■ Records ■
□ □ □ □ □ □ □
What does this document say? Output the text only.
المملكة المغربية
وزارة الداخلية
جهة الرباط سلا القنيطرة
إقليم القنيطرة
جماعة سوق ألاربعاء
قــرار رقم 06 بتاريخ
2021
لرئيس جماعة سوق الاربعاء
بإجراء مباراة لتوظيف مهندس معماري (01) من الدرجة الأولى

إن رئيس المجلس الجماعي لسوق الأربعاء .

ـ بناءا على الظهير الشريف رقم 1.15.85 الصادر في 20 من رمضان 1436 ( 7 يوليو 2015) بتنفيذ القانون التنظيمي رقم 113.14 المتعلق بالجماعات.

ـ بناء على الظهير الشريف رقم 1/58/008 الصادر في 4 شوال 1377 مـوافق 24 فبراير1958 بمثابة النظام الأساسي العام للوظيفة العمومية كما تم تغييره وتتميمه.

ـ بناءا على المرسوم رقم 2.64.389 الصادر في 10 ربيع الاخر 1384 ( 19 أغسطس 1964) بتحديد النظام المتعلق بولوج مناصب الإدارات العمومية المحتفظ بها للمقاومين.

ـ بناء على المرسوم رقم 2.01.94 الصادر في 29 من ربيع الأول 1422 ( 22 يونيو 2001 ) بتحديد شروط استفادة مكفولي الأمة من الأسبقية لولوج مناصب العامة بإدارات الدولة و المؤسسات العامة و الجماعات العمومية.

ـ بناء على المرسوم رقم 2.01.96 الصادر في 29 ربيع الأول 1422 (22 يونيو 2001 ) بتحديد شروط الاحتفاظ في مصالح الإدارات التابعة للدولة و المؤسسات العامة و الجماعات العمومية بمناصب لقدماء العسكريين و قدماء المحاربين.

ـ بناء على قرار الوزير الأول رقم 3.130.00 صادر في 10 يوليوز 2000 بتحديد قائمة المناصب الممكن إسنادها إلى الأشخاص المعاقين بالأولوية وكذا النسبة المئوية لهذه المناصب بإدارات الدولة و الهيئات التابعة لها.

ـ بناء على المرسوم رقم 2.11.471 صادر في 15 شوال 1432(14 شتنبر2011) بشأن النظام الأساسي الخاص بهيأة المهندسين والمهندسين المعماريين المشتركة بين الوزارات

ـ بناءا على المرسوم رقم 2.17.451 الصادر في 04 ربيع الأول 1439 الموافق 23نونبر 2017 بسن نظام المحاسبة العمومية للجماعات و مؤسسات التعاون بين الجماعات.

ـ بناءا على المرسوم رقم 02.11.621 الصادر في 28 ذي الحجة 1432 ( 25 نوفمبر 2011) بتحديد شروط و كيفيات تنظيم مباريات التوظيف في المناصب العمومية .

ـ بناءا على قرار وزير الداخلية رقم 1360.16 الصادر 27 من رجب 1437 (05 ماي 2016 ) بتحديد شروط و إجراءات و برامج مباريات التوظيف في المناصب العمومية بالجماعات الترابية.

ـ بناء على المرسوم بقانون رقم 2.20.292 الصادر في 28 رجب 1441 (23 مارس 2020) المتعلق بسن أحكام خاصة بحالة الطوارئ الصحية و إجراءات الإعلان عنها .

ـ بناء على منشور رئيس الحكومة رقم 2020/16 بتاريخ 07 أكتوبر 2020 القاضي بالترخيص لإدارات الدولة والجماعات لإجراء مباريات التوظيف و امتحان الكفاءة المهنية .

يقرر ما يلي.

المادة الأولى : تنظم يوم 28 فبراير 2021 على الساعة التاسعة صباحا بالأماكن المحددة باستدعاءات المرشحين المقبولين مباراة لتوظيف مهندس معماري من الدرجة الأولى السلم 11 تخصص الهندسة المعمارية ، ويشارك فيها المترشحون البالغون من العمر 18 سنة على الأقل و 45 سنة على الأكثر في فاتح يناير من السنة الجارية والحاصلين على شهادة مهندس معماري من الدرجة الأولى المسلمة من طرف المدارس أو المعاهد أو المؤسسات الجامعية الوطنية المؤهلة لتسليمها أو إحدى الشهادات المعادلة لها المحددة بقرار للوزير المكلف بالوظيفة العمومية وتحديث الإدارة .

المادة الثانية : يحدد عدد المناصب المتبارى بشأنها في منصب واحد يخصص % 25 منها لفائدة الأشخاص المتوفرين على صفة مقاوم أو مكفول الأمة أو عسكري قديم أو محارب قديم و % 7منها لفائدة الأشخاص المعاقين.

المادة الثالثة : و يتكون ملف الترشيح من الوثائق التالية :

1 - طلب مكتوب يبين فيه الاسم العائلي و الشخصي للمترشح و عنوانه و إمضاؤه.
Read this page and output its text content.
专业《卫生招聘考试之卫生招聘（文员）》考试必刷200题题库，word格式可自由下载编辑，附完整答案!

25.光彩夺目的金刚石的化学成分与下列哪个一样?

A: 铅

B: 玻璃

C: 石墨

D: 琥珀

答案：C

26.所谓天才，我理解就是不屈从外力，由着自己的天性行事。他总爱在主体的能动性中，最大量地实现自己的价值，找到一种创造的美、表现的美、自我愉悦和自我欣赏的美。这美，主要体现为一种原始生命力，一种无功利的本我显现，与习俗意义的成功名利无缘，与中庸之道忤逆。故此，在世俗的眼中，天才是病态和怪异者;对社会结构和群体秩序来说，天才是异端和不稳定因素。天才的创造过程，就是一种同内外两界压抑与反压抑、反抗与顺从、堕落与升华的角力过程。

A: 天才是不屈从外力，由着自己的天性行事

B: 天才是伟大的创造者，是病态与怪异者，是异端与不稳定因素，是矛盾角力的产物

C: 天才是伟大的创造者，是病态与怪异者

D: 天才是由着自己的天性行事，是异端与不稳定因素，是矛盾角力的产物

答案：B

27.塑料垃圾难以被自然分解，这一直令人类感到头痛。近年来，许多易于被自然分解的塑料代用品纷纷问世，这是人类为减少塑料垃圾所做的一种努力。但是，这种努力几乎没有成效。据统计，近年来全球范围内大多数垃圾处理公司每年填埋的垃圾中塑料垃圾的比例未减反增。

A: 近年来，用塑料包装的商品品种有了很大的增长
□ □ □ □ □ □ □
■ Exercise instructions ■
Type out the entries again, word for word.

■ Answer ■
What does this document say? Output the text only.
المملكة المغربية
وزارة الداخلية
جهة الرباط سلا القنيطرة
إقليم القنيطرة
جماعة سوق ألاربعاء
قــرار رقم 06 بتاريخ
2021
لرئيس جماعة سوق الاربعاء
بإجراء مباراة لتوظيف مهندس معماري (01) من الدرجة الأولى

إن رئيس المجلس الجماعي لسوق الأربعاء .

ـ بناءا على الظهير الشريف رقم 1.15.85 الصادر في 20 من رمضان 1436 ( 7 يوليو 2015) بتنفيذ القانون التنظيمي رقم 113.14 المتعلق بالجماعات.

ـ بناء على الظهير الشريف رقم 1/58/008 الصادر في 4 شوال 1377 مـوافق 24 فبراير1958 بمثابة النظام الأساسي العام للوظيفة العمومية كما تم تغييره وتتميمه.

ـ بناءا على المرسوم رقم 2.64.389 الصادر في 10 ربيع الاخر 1384 ( 19 أغسطس 1964) بتحديد النظام المتعلق بولوج مناصب الإدارات العمومية المحتفظ بها للمقاومين.

ـ بناء على المرسوم رقم 2.01.94 الصادر في 29 من ربيع الأول 1422 ( 22 يونيو 2001 ) بتحديد شروط استفادة مكفولي الأمة من الأسبقية لولوج مناصب العامة بإدارات الدولة و المؤسسات العامة و الجماعات العمومية.

ـ بناء على المرسوم رقم 2.01.96 الصادر في 29 ربيع الأول 1422 (22 يونيو 2001 ) بتحديد شروط الاحتفاظ في مصالح الإدارات التابعة للدولة و المؤسسات العامة و الجماعات العمومية بمناصب لقدماء العسكريين و قدماء المحاربين.

ـ بناء على قرار الوزير الأول رقم 3.130.00 صادر في 10 يوليوز 2000 بتحديد قائمة المناصب الممكن إسنادها إلى الأشخاص المعاقين بالأولوية وكذا النسبة المئوية لهذه المناصب بإدارات الدولة و الهيئات التابعة لها.

ـ بناء على المرسوم رقم 2.11.471 صادر في 15 شوال 1432(14 شتنبر2011) بشأن النظام الأساسي الخاص بهيأة المهندسين والمهندسين المعماريين المشتركة بين الوزارات

ـ بناءا على المرسوم رقم 2.17.451 الصادر في 04 ربيع الأول 1439 الموافق 23نونبر 2017 بسن نظام المحاسبة العمومية للجماعات و مؤسسات التعاون بين الجماعات.

ـ بناءا على المرسوم رقم 02.11.621 الصادر في 28 ذي الحجة 1432 ( 25 نوفمبر 2011) بتحديد شروط و كيفيات تنظيم مباريات التوظيف في المناصب العمومية .

ـ بناءا على قرار وزير الداخلية رقم 1360.16 الصادر 27 من رجب 1437 (05 ماي 2016 ) بتحديد شروط و إجراءات و برامج مباريات التوظيف في المناصب العمومية بالجماعات الترابية.

ـ بناء على المرسوم بقانون رقم 2.20.292 الصادر في 28 رجب 1441 (23 مارس 2020) المتعلق بسن أحكام خاصة بحالة الطوارئ الصحية و إجراءات الإعلان عنها .

ـ بناء على منشور رئيس الحكومة رقم 2020/16 بتاريخ 07 أكتوبر 2020 القاضي بالترخيص لإدارات الدولة والجماعات لإجراء مباريات التوظيف و امتحان الكفاءة المهنية .

يقرر ما يلي.

المادة الأولى : تنظم يوم 28 فبراير 2021 على الساعة التاسعة صباحا بالأماكن المحددة باستدعاءات المرشحين المقبولين مباراة لتوظيف مهندس معماري من الدرجة الأولى السلم 11 تخصص الهندسة المعمارية ، ويشارك فيها المترشحون البالغون من العمر 18 سنة على الأقل و 45 سنة على الأكثر في فاتح يناير من السنة الجارية والحاصلين على شهادة مهندس معماري من الدرجة الأولى المسلمة من طرف المدارس أو المعاهد أو المؤسسات الجامعية الوطنية المؤهلة لتسليمها أو إحدى الشهادات المعادلة لها المحددة بقرار للوزير المكلف بالوظيفة العمومية وتحديث الإدارة .

المادة الثانية : يحدد عدد المناصب المتبارى بشأنها في منصب واحد يخصص % 25 منها لفائدة الأشخاص المتوفرين على صفة مقاوم أو مكفول الأمة أو عسكري قديم أو محارب قديم و % 7منها لفائدة الأشخاص المعاقين.

المادة الثالثة : و يتكون ملف الترشيح من الوثائق التالية :

1 - طلب مكتوب يبين فيه الاسم العائلي و الشخصي للمترشح و عنوانه و إمضاؤه.
Read this page and output its text content.
专业《卫生招聘考试之卫生招聘（文员）》考试必刷200题题库，word格式可自由下载编辑，附完整答案!

25.光彩夺目的金刚石的化学成分与下列哪个一样?

A: 铅

B: 玻璃

C: 石墨

D: 琥珀

答案：C

26.所谓天才，我理解就是不屈从外力，由着自己的天性行事。他总爱在主体的能动性中，最大量地实现自己的价值，找到一种创造的美、表现的美、自我愉悦和自我欣赏的美。这美，主要体现为一种原始生命力，一种无功利的本我显现，与习俗意义的成功名利无缘，与中庸之道忤逆。故此，在世俗的眼中，天才是病态和怪异者;对社会结构和群体秩序来说，天才是异端和不稳定因素。天才的创造过程，就是一种同内外两界压抑与反压抑、反抗与顺从、堕落与升华的角力过程。

A: 天才是不屈从外力，由着自己的天性行事

B: 天才是伟大的创造者，是病态与怪异者，是异端与不稳定因素，是矛盾角力的产物

C: 天才是伟大的创造者，是病态与怪异者

D: 天才是由着自己的天性行事，是异端与不稳定因素，是矛盾角力的产物

答案：B

27.塑料垃圾难以被自然分解，这一直令人类感到头痛。近年来，许多易于被自然分解的塑料代用品纷纷问世，这是人类为减少塑料垃圾所做的一种努力。但是，这种努力几乎没有成效。据统计，近年来全球范围内大多数垃圾处理公司每年填埋的垃圾中塑料垃圾的比例未减反增。

A: 近年来，用塑料包装的商品品种有了很大的增长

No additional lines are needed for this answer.